■ EXERCISE INPUTS
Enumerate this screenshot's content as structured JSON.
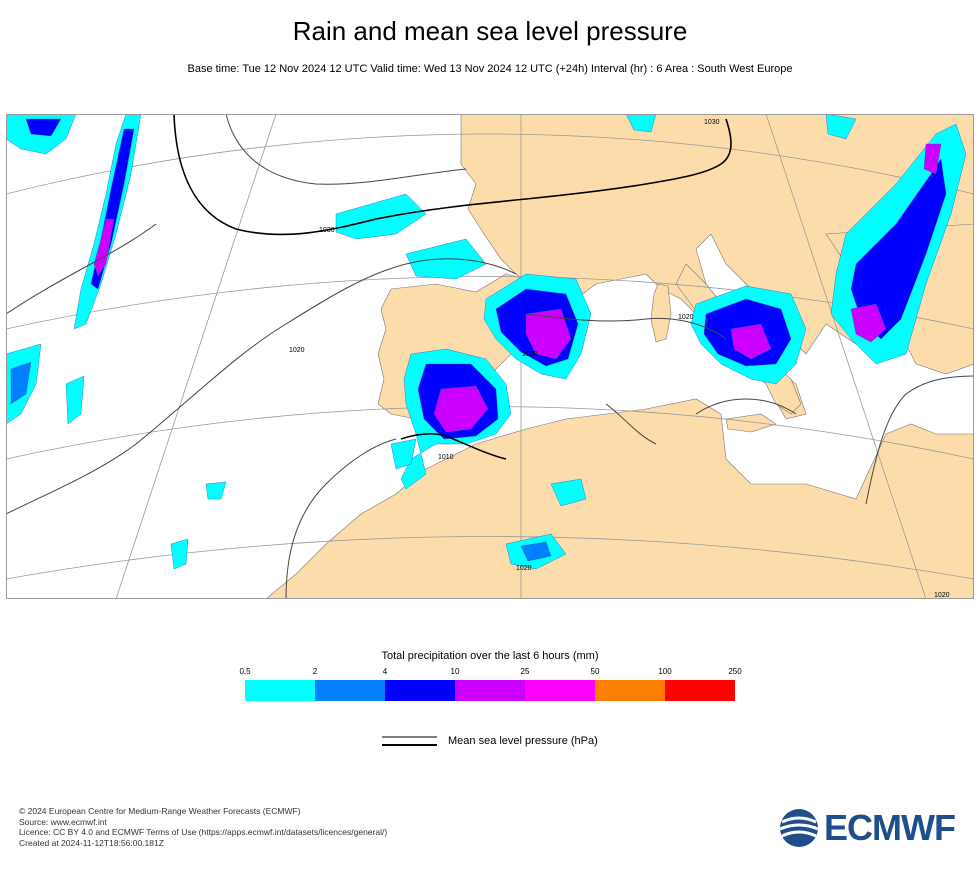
{
  "title": "Rain and mean sea level pressure",
  "subtitle": "Base time: Tue 12 Nov 2024 12 UTC Valid time: Wed 13 Nov 2024 12 UTC (+24h) Interval (hr) : 6 Area : South West Europe",
  "map": {
    "isobar_labels": [
      "1030",
      "1030",
      "1020",
      "1020",
      "1020",
      "1020",
      "1010",
      "1020"
    ],
    "land_color": "#fcdcaa",
    "sea_color": "#ffffff"
  },
  "legend": {
    "title": "Total precipitation over the last 6 hours (mm)",
    "ticks": [
      "0.5",
      "2",
      "4",
      "10",
      "25",
      "50",
      "100",
      "250"
    ],
    "colors": [
      "#00ffff",
      "#0080ff",
      "#0000ff",
      "#cc00ff",
      "#ff00ff",
      "#ff8000",
      "#ff0000"
    ]
  },
  "pressure_legend": {
    "label": "Mean sea level pressure (hPa)"
  },
  "footer": {
    "line1": "© 2024 European Centre for Medium-Range Weather Forecasts (ECMWF)",
    "line2": "Source: www.ecmwf.int",
    "line3": "Licence: CC BY 4.0 and ECMWF Terms of Use (https://apps.ecmwf.int/datasets/licences/general/)",
    "line4": "Created at 2024-11-12T18:56:00.181Z"
  },
  "logo": {
    "text": "ECMWF",
    "color": "#1f4e8c"
  }
}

■ PROMPT
Skip the pictures and transcribe the rest of the records exactly.

■ THE COMPLETED TASK
Enumerate this screenshot's content as structured JSON.
{
  "title": "Rain and mean sea level pressure",
  "subtitle": "Base time: Tue 12 Nov 2024 12 UTC Valid time: Wed 13 Nov 2024 12 UTC (+24h) Interval (hr) : 6 Area : South West Europe",
  "map": {
    "isobar_labels": [
      "1030",
      "1030",
      "1020",
      "1020",
      "1020",
      "1020",
      "1010",
      "1020"
    ],
    "land_color": "#fcdcaa",
    "sea_color": "#ffffff"
  },
  "legend": {
    "title": "Total precipitation over the last 6 hours (mm)",
    "ticks": [
      "0.5",
      "2",
      "4",
      "10",
      "25",
      "50",
      "100",
      "250"
    ],
    "colors": [
      "#00ffff",
      "#0080ff",
      "#0000ff",
      "#cc00ff",
      "#ff00ff",
      "#ff8000",
      "#ff0000"
    ]
  },
  "pressure_legend": {
    "label": "Mean sea level pressure (hPa)"
  },
  "footer": {
    "line1": "© 2024 European Centre for Medium-Range Weather Forecasts (ECMWF)",
    "line2": "Source: www.ecmwf.int",
    "line3": "Licence: CC BY 4.0 and ECMWF Terms of Use (https://apps.ecmwf.int/datasets/licences/general/)",
    "line4": "Created at 2024-11-12T18:56:00.181Z"
  },
  "logo": {
    "text": "ECMWF",
    "color": "#1f4e8c"
  }
}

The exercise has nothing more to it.